#### [Your goal]
List each line of the data in which the string "decision" appears.

Stored data entries
>> start

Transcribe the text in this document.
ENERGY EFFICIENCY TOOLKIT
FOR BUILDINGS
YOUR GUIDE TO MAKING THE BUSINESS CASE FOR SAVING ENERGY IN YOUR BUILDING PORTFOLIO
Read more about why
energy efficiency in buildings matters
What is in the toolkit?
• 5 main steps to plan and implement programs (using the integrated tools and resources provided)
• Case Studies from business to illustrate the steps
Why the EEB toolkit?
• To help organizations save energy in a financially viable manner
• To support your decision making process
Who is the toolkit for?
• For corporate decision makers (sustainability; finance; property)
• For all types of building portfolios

>> end

#### [Written answer]
• To support your decision making process
• For corporate decision makers (sustainability; finance; property)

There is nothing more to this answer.